Reproduce the records below in full and exactly, without their images.

● Supplied material:
⟨

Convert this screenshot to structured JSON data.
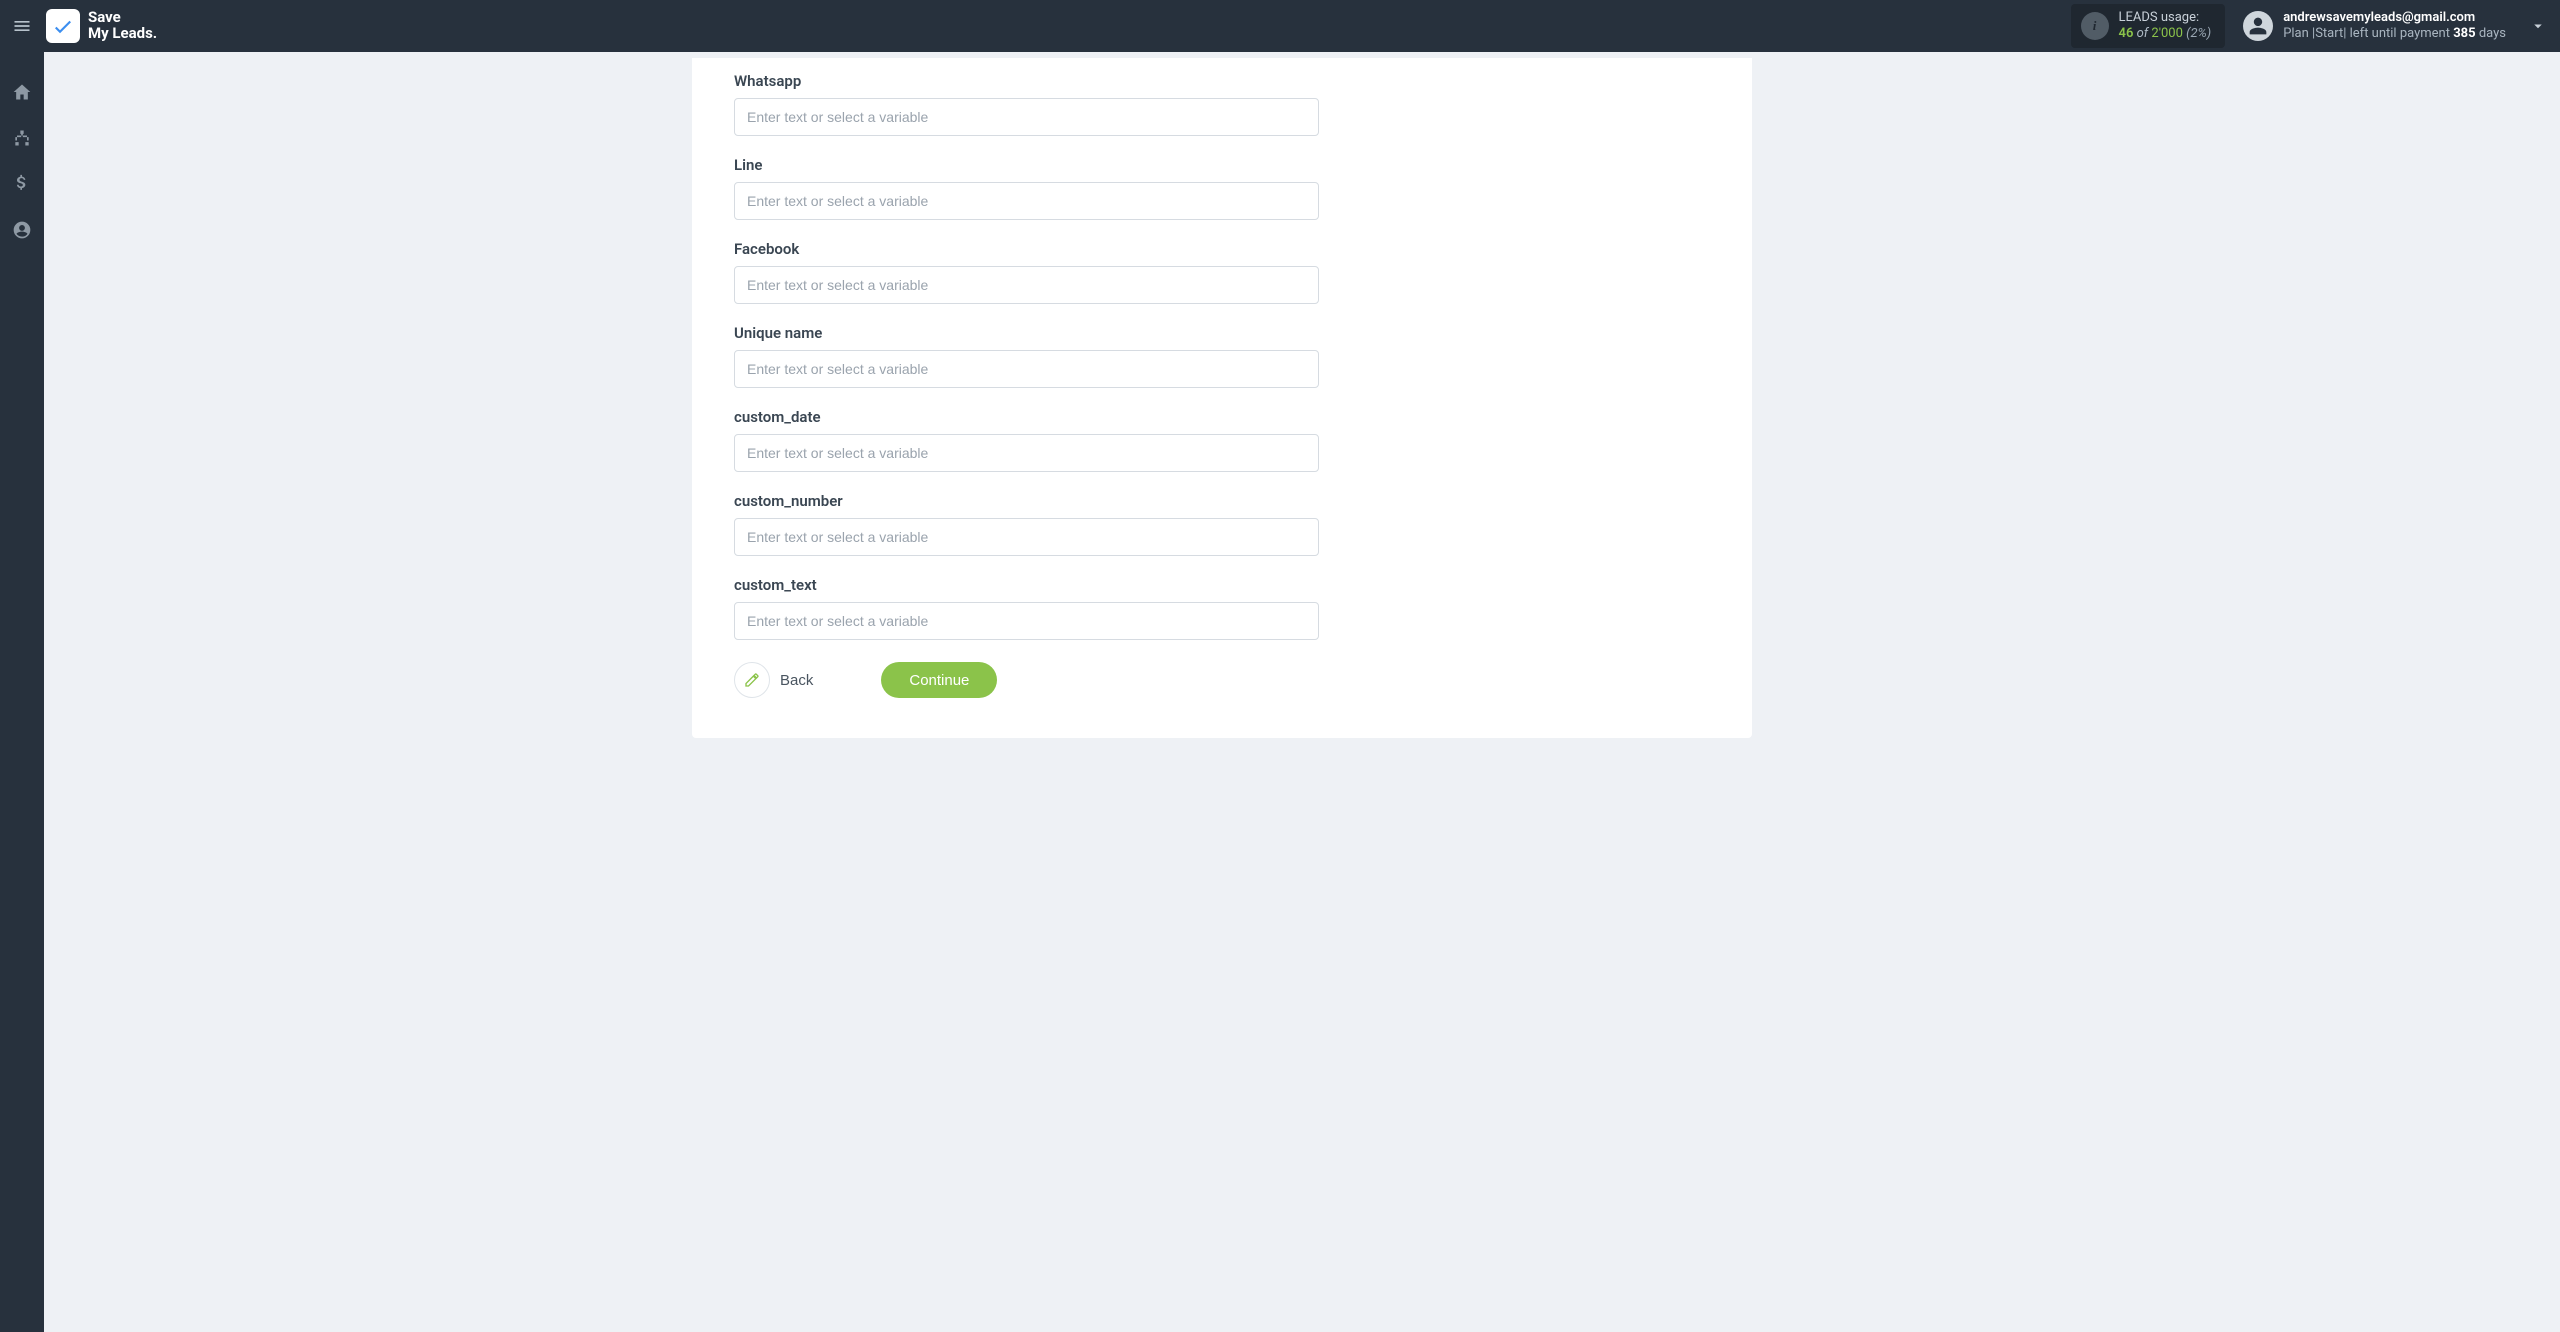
{
  "brand": {
    "line1": "Save",
    "line2": "My Leads."
  },
  "usage": {
    "label": "LEADS usage:",
    "current": "46",
    "of": "of",
    "limit": "2'000",
    "pct": "(2%)"
  },
  "account": {
    "email": "andrewsavemyleads@gmail.com",
    "plan_prefix": "Plan |Start| left until payment ",
    "days_num": "385",
    "days_suffix": " days"
  },
  "form": {
    "placeholder": "Enter text or select a variable",
    "fields": [
      {
        "label": "Whatsapp"
      },
      {
        "label": "Line"
      },
      {
        "label": "Facebook"
      },
      {
        "label": "Unique name"
      },
      {
        "label": "custom_date"
      },
      {
        "label": "custom_number"
      },
      {
        "label": "custom_text"
      }
    ],
    "back_label": "Back",
    "continue_label": "Continue"
  }
}
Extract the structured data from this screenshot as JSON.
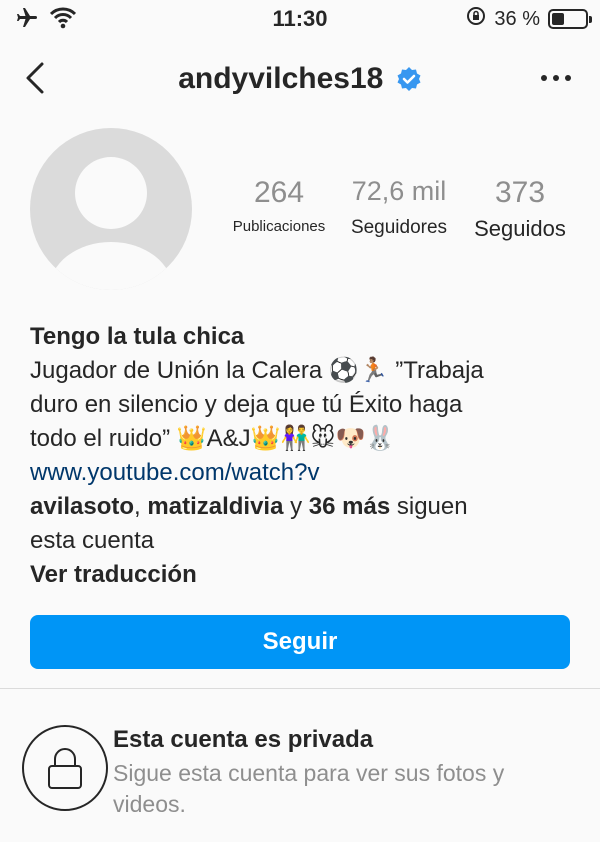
{
  "status_bar": {
    "time": "11:30",
    "battery_text": "36 %",
    "battery_level": 0.36,
    "icons": [
      "airplane-icon",
      "wifi-icon",
      "orientation-lock-icon",
      "battery-icon"
    ]
  },
  "header": {
    "username": "andyvilches18",
    "verified": true,
    "icons": [
      "back-chevron-icon",
      "verified-badge-icon",
      "more-options-icon"
    ]
  },
  "stats": [
    {
      "value": "264",
      "label": "Publicaciones"
    },
    {
      "value": "72,6 mil",
      "label": "Seguidores"
    },
    {
      "value": "373",
      "label": "Seguidos"
    }
  ],
  "bio": {
    "name": "Tengo la tula chica",
    "line1": "Jugador de Unión la Calera ⚽🏃🏽 ”Trabaja",
    "line2": "duro en silencio y deja que tú Éxito haga",
    "line3": "todo el ruido” 👑A&J👑👫🐭🐶🐰",
    "link": "www.youtube.com/watch?v",
    "followed_by": {
      "user1": "avilasoto",
      "sep": ", ",
      "user2": "matizaldivia",
      "and": " y ",
      "more": "36 más",
      "rest": " siguen",
      "line2": "esta cuenta"
    },
    "translate": "Ver traducción"
  },
  "follow_button": "Seguir",
  "private": {
    "title": "Esta cuenta es privada",
    "subtitle": "Sigue esta cuenta para ver sus fotos y videos."
  },
  "colors": {
    "accent": "#0095f6",
    "verified": "#3897f0",
    "link": "#00376b",
    "muted": "#8e8e8e"
  }
}
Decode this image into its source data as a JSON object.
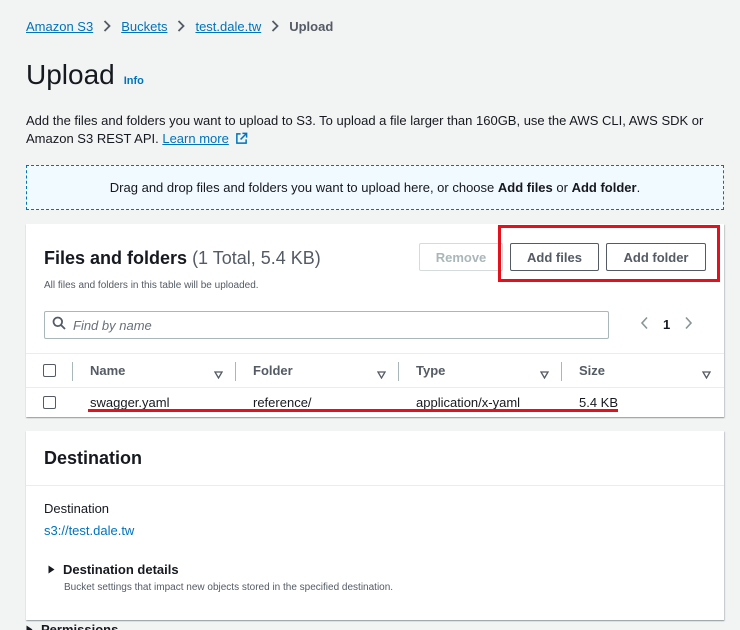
{
  "breadcrumb": {
    "items": [
      {
        "label": "Amazon S3"
      },
      {
        "label": "Buckets"
      },
      {
        "label": "test.dale.tw"
      }
    ],
    "current": "Upload"
  },
  "page": {
    "title": "Upload",
    "info_label": "Info",
    "description": "Add the files and folders you want to upload to S3. To upload a file larger than 160GB, use the AWS CLI, AWS SDK or Amazon S3 REST API.",
    "learn_more": "Learn more"
  },
  "dropzone": {
    "text_before": "Drag and drop files and folders you want to upload here, or choose ",
    "add_files": "Add files",
    "or": " or ",
    "add_folder": "Add folder",
    "period": "."
  },
  "files_panel": {
    "title": "Files and folders",
    "count": "(1 Total, 5.4 KB)",
    "subtitle": "All files and folders in this table will be uploaded.",
    "remove_label": "Remove",
    "add_files_label": "Add files",
    "add_folder_label": "Add folder",
    "search_placeholder": "Find by name",
    "current_page": "1",
    "columns": [
      "Name",
      "Folder",
      "Type",
      "Size"
    ],
    "rows": [
      {
        "name": "swagger.yaml",
        "folder": "reference/",
        "type": "application/x-yaml",
        "size": "5.4 KB"
      }
    ]
  },
  "destination_panel": {
    "title": "Destination",
    "label": "Destination",
    "value": "s3://test.dale.tw",
    "details_title": "Destination details",
    "details_subtitle": "Bucket settings that impact new objects stored in the specified destination."
  },
  "next_section": {
    "title": "Permissions"
  },
  "colors": {
    "link": "#0073bb",
    "highlight": "#e4101b",
    "dropzone_bg": "#f1faff"
  }
}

⟩

● Written response:
Convert this screenshot to structured JSON data.
{
  "brand": {
    "line1": "Save",
    "line2": "My Leads."
  },
  "usage": {
    "label": "LEADS usage:",
    "current": "46",
    "of": "of",
    "limit": "2'000",
    "pct": "(2%)"
  },
  "account": {
    "email": "andrewsavemyleads@gmail.com",
    "plan_prefix": "Plan |Start| left until payment ",
    "days_num": "385",
    "days_suffix": " days"
  },
  "form": {
    "placeholder": "Enter text or select a variable",
    "fields": [
      {
        "label": "Whatsapp"
      },
      {
        "label": "Line"
      },
      {
        "label": "Facebook"
      },
      {
        "label": "Unique name"
      },
      {
        "label": "custom_date"
      },
      {
        "label": "custom_number"
      },
      {
        "label": "custom_text"
      }
    ],
    "back_label": "Back",
    "continue_label": "Continue"
  }
}
Extract the structured data from this screenshot as JSON.
{
  "status_bar": {
    "time": "11:30",
    "battery_text": "36 %",
    "battery_level": 0.36,
    "icons": [
      "airplane-icon",
      "wifi-icon",
      "orientation-lock-icon",
      "battery-icon"
    ]
  },
  "header": {
    "username": "andyvilches18",
    "verified": true,
    "icons": [
      "back-chevron-icon",
      "verified-badge-icon",
      "more-options-icon"
    ]
  },
  "stats": [
    {
      "value": "264",
      "label": "Publicaciones"
    },
    {
      "value": "72,6 mil",
      "label": "Seguidores"
    },
    {
      "value": "373",
      "label": "Seguidos"
    }
  ],
  "bio": {
    "name": "Tengo la tula chica",
    "line1": "Jugador de Unión la Calera ⚽🏃🏽 ”Trabaja",
    "line2": "duro en silencio y deja que tú Éxito haga",
    "line3": "todo el ruido” 👑A&J👑👫🐭🐶🐰",
    "link": "www.youtube.com/watch?v",
    "followed_by": {
      "user1": "avilasoto",
      "sep": ", ",
      "user2": "matizaldivia",
      "and": " y ",
      "more": "36 más",
      "rest": " siguen",
      "line2": "esta cuenta"
    },
    "translate": "Ver traducción"
  },
  "follow_button": "Seguir",
  "private": {
    "title": "Esta cuenta es privada",
    "subtitle": "Sigue esta cuenta para ver sus fotos y videos."
  },
  "colors": {
    "accent": "#0095f6",
    "verified": "#3897f0",
    "link": "#00376b",
    "muted": "#8e8e8e"
  }
}
Decode this image into its source data as a JSON object.
{
  "breadcrumb": {
    "items": [
      {
        "label": "Amazon S3"
      },
      {
        "label": "Buckets"
      },
      {
        "label": "test.dale.tw"
      }
    ],
    "current": "Upload"
  },
  "page": {
    "title": "Upload",
    "info_label": "Info",
    "description": "Add the files and folders you want to upload to S3. To upload a file larger than 160GB, use the AWS CLI, AWS SDK or Amazon S3 REST API.",
    "learn_more": "Learn more"
  },
  "dropzone": {
    "text_before": "Drag and drop files and folders you want to upload here, or choose ",
    "add_files": "Add files",
    "or": " or ",
    "add_folder": "Add folder",
    "period": "."
  },
  "files_panel": {
    "title": "Files and folders",
    "count": "(1 Total, 5.4 KB)",
    "subtitle": "All files and folders in this table will be uploaded.",
    "remove_label": "Remove",
    "add_files_label": "Add files",
    "add_folder_label": "Add folder",
    "search_placeholder": "Find by name",
    "current_page": "1",
    "columns": [
      "Name",
      "Folder",
      "Type",
      "Size"
    ],
    "rows": [
      {
        "name": "swagger.yaml",
        "folder": "reference/",
        "type": "application/x-yaml",
        "size": "5.4 KB"
      }
    ]
  },
  "destination_panel": {
    "title": "Destination",
    "label": "Destination",
    "value": "s3://test.dale.tw",
    "details_title": "Destination details",
    "details_subtitle": "Bucket settings that impact new objects stored in the specified destination."
  },
  "next_section": {
    "title": "Permissions"
  },
  "colors": {
    "link": "#0073bb",
    "highlight": "#e4101b",
    "dropzone_bg": "#f1faff"
  }
}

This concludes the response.